** BEGIN Extracted data **

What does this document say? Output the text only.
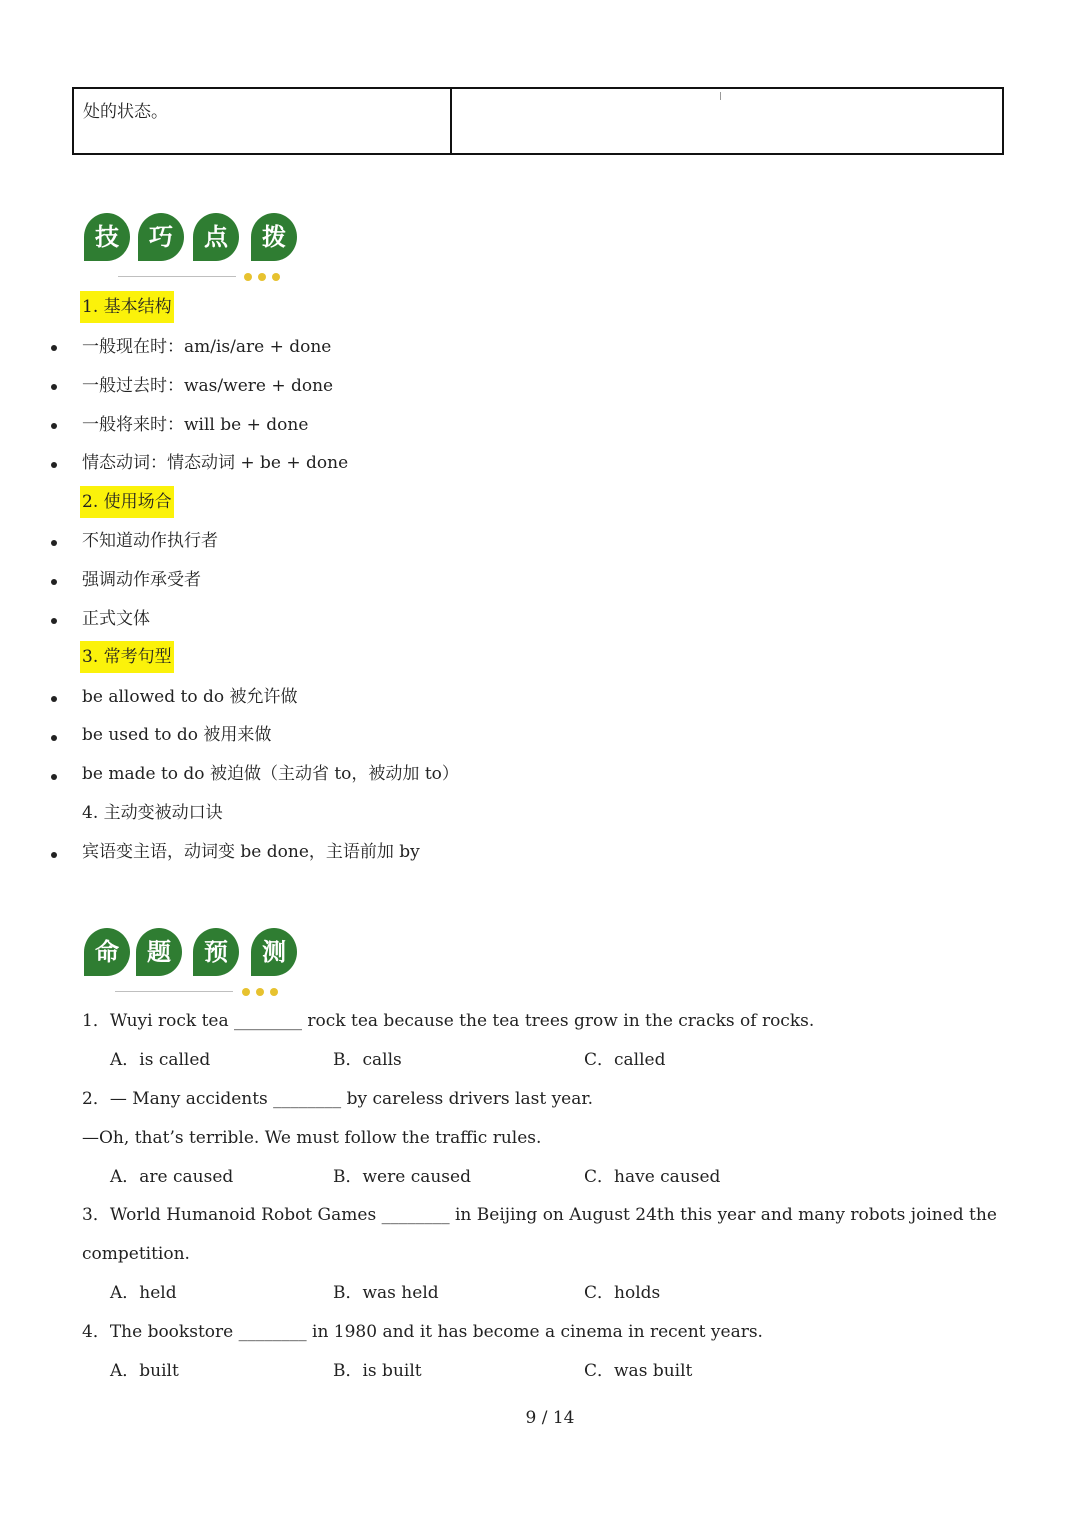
处的状态。
技	巧	点	拨
1. 基本结构
一般现在时：am/is/are + done
一般过去时：was/were + done
一般将来时：will be + done
情态动词：情态动词 + be + done
2. 使用场合
不知道动作执行者
强调动作承受者
正式文体
3. 常考句型
be allowed to do 被允许做
be used to do 被用来做
be made to do 被迫做（主动省 to，被动加 to）
4. 主动变被动口诀
宾语变主语，动词变 be done，主语前加 by
命	题	预	测
1．Wuyi rock tea ________ rock tea because the tea trees grow in the cracks of rocks.
A．is called	B．calls	C．called
2．— Many accidents ________ by careless drivers last year.
—Oh, that’s terrible. We must follow the traffic rules.
A．are caused	B．were caused	C．have caused
3．World Humanoid Robot Games ________ in Beijing on August 24th this year and many robots joined the
competition.
A．held	B．was held	C．holds
4．The bookstore ________ in 1980 and it has become a cinema in recent years.
A．built	B．is built	C．was built
9 / 14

** END Extracted data **

**What to produce**
Go through the entries above and print each one exactly, minus the pictures.

**Task result**
What does this document say? Output the text only.
处的状态。
技	巧	点	拨
1. 基本结构
一般现在时：am/is/are + done
一般过去时：was/were + done
一般将来时：will be + done
情态动词：情态动词 + be + done
2. 使用场合
不知道动作执行者
强调动作承受者
正式文体
3. 常考句型
be allowed to do 被允许做
be used to do 被用来做
be made to do 被迫做（主动省 to，被动加 to）
4. 主动变被动口诀
宾语变主语，动词变 be done，主语前加 by
命	题	预	测
1．Wuyi rock tea ________ rock tea because the tea trees grow in the cracks of rocks.
A．is called	B．calls	C．called
2．— Many accidents ________ by careless drivers last year.
—Oh, that’s terrible. We must follow the traffic rules.
A．are caused	B．were caused	C．have caused
3．World Humanoid Robot Games ________ in Beijing on August 24th this year and many robots joined the
competition.
A．held	B．was held	C．holds
4．The bookstore ________ in 1980 and it has become a cinema in recent years.
A．built	B．is built	C．was built
9 / 14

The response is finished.